§ **Problem**: Find how many lines hold the word "ylabel" and give that number only.
>>
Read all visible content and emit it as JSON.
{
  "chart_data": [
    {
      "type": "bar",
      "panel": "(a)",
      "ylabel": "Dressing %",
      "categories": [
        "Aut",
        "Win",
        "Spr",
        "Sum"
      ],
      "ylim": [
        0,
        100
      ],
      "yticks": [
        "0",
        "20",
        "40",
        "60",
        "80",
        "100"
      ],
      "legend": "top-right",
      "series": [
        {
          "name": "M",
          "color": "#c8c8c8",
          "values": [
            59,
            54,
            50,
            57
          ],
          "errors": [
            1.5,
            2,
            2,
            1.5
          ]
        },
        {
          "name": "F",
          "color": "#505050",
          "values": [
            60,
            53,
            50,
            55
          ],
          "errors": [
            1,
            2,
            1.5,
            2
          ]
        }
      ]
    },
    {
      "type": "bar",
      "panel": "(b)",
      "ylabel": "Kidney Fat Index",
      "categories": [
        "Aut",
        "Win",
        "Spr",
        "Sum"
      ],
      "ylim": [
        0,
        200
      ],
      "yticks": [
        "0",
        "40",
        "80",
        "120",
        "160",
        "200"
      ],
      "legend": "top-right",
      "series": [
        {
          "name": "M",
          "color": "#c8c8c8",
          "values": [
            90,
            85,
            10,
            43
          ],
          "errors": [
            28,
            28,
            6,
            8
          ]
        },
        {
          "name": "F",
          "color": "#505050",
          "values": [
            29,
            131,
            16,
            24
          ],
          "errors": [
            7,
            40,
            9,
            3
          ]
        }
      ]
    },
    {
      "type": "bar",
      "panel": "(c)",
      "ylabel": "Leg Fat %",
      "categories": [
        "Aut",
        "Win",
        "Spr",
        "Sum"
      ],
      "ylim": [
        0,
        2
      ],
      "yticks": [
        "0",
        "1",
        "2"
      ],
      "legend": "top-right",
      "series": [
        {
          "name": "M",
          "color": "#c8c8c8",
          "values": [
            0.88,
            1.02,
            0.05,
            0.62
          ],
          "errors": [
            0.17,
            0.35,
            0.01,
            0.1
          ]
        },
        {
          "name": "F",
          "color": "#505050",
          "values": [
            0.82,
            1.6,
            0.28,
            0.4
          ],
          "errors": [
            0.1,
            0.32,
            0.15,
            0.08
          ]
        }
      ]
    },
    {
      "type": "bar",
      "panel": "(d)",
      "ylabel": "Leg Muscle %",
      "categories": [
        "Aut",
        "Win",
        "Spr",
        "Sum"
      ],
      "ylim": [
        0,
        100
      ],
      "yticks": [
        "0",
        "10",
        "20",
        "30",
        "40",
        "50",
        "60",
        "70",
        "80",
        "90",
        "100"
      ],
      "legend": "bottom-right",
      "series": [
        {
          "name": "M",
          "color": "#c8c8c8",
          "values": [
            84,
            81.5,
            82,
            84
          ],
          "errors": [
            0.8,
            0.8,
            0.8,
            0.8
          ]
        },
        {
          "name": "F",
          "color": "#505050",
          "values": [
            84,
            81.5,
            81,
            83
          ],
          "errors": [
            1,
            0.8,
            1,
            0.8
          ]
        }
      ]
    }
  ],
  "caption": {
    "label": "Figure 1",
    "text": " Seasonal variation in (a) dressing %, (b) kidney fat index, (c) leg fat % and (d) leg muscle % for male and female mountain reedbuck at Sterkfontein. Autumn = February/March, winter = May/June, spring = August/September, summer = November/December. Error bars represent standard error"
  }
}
<<
§ **Exercise response**: 4